▼

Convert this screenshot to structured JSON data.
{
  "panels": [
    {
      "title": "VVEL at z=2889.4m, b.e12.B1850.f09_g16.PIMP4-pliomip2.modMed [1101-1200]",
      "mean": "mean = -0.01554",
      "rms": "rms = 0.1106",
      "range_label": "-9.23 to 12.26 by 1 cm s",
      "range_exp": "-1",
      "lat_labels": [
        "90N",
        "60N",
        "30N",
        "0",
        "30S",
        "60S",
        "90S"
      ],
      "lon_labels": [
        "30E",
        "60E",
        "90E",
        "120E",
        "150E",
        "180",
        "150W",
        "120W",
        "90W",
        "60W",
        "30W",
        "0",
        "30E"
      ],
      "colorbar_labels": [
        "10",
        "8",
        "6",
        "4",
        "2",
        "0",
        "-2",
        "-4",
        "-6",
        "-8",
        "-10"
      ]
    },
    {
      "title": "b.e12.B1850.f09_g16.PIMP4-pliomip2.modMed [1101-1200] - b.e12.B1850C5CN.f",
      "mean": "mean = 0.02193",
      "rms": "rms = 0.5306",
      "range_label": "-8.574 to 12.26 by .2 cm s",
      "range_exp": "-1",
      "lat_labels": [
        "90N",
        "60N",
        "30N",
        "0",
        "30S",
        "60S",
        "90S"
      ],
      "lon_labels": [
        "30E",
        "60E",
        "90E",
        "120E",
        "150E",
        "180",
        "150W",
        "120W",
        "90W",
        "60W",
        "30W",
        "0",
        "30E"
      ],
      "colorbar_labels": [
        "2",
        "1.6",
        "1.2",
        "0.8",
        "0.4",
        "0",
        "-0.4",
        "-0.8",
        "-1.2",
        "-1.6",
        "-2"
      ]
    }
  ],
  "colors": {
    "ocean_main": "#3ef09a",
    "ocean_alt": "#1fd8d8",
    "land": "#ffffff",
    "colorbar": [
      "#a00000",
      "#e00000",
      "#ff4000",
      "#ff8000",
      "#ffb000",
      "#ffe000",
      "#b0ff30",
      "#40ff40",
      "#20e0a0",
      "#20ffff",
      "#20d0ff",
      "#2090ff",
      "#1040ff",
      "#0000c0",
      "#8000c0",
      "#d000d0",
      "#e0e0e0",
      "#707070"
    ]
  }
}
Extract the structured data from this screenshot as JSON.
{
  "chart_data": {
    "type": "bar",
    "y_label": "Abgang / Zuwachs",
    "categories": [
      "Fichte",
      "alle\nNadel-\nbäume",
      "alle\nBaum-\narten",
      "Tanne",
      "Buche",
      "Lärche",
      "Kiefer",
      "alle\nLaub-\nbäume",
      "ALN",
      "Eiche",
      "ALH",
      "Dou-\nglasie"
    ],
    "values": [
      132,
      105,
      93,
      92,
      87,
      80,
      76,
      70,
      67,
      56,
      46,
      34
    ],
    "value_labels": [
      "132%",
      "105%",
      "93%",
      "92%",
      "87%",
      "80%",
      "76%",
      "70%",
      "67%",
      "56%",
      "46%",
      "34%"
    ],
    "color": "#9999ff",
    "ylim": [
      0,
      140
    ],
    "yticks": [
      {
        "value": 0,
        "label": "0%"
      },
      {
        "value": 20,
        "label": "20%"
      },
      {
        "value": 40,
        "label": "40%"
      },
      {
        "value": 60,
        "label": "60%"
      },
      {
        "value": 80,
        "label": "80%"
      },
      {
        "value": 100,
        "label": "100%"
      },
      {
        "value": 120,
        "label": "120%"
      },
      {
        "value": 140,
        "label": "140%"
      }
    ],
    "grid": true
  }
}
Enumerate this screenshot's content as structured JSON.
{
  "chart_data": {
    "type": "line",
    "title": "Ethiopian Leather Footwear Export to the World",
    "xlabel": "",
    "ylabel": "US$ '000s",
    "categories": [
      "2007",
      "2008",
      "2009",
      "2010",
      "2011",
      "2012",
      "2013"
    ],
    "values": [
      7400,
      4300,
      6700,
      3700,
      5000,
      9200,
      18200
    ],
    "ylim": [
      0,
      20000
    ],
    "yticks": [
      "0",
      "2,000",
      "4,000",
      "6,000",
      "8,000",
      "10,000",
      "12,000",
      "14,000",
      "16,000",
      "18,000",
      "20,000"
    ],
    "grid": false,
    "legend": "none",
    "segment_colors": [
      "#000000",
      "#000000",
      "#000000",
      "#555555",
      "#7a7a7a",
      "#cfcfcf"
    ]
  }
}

▲

» **WHAT NEEDS TO BE DONE**
Type out the material again exactly as presented.

» **TASK ANSWER**
Convert this screenshot to structured JSON data.
{
  "panels": [
    {
      "title": "VVEL at z=2889.4m, b.e12.B1850.f09_g16.PIMP4-pliomip2.modMed [1101-1200]",
      "mean": "mean = -0.01554",
      "rms": "rms = 0.1106",
      "range_label": "-9.23 to 12.26 by 1 cm s",
      "range_exp": "-1",
      "lat_labels": [
        "90N",
        "60N",
        "30N",
        "0",
        "30S",
        "60S",
        "90S"
      ],
      "lon_labels": [
        "30E",
        "60E",
        "90E",
        "120E",
        "150E",
        "180",
        "150W",
        "120W",
        "90W",
        "60W",
        "30W",
        "0",
        "30E"
      ],
      "colorbar_labels": [
        "10",
        "8",
        "6",
        "4",
        "2",
        "0",
        "-2",
        "-4",
        "-6",
        "-8",
        "-10"
      ]
    },
    {
      "title": "b.e12.B1850.f09_g16.PIMP4-pliomip2.modMed [1101-1200] - b.e12.B1850C5CN.f",
      "mean": "mean = 0.02193",
      "rms": "rms = 0.5306",
      "range_label": "-8.574 to 12.26 by .2 cm s",
      "range_exp": "-1",
      "lat_labels": [
        "90N",
        "60N",
        "30N",
        "0",
        "30S",
        "60S",
        "90S"
      ],
      "lon_labels": [
        "30E",
        "60E",
        "90E",
        "120E",
        "150E",
        "180",
        "150W",
        "120W",
        "90W",
        "60W",
        "30W",
        "0",
        "30E"
      ],
      "colorbar_labels": [
        "2",
        "1.6",
        "1.2",
        "0.8",
        "0.4",
        "0",
        "-0.4",
        "-0.8",
        "-1.2",
        "-1.6",
        "-2"
      ]
    }
  ],
  "colors": {
    "ocean_main": "#3ef09a",
    "ocean_alt": "#1fd8d8",
    "land": "#ffffff",
    "colorbar": [
      "#a00000",
      "#e00000",
      "#ff4000",
      "#ff8000",
      "#ffb000",
      "#ffe000",
      "#b0ff30",
      "#40ff40",
      "#20e0a0",
      "#20ffff",
      "#20d0ff",
      "#2090ff",
      "#1040ff",
      "#0000c0",
      "#8000c0",
      "#d000d0",
      "#e0e0e0",
      "#707070"
    ]
  }
}
Extract the structured data from this screenshot as JSON.
{
  "chart_data": {
    "type": "bar",
    "y_label": "Abgang / Zuwachs",
    "categories": [
      "Fichte",
      "alle\nNadel-\nbäume",
      "alle\nBaum-\narten",
      "Tanne",
      "Buche",
      "Lärche",
      "Kiefer",
      "alle\nLaub-\nbäume",
      "ALN",
      "Eiche",
      "ALH",
      "Dou-\nglasie"
    ],
    "values": [
      132,
      105,
      93,
      92,
      87,
      80,
      76,
      70,
      67,
      56,
      46,
      34
    ],
    "value_labels": [
      "132%",
      "105%",
      "93%",
      "92%",
      "87%",
      "80%",
      "76%",
      "70%",
      "67%",
      "56%",
      "46%",
      "34%"
    ],
    "color": "#9999ff",
    "ylim": [
      0,
      140
    ],
    "yticks": [
      {
        "value": 0,
        "label": "0%"
      },
      {
        "value": 20,
        "label": "20%"
      },
      {
        "value": 40,
        "label": "40%"
      },
      {
        "value": 60,
        "label": "60%"
      },
      {
        "value": 80,
        "label": "80%"
      },
      {
        "value": 100,
        "label": "100%"
      },
      {
        "value": 120,
        "label": "120%"
      },
      {
        "value": 140,
        "label": "140%"
      }
    ],
    "grid": true
  }
}
Enumerate this screenshot's content as structured JSON.
{
  "chart_data": {
    "type": "line",
    "title": "Ethiopian Leather Footwear Export to the World",
    "xlabel": "",
    "ylabel": "US$ '000s",
    "categories": [
      "2007",
      "2008",
      "2009",
      "2010",
      "2011",
      "2012",
      "2013"
    ],
    "values": [
      7400,
      4300,
      6700,
      3700,
      5000,
      9200,
      18200
    ],
    "ylim": [
      0,
      20000
    ],
    "yticks": [
      "0",
      "2,000",
      "4,000",
      "6,000",
      "8,000",
      "10,000",
      "12,000",
      "14,000",
      "16,000",
      "18,000",
      "20,000"
    ],
    "grid": false,
    "legend": "none",
    "segment_colors": [
      "#000000",
      "#000000",
      "#000000",
      "#555555",
      "#7a7a7a",
      "#cfcfcf"
    ]
  }
}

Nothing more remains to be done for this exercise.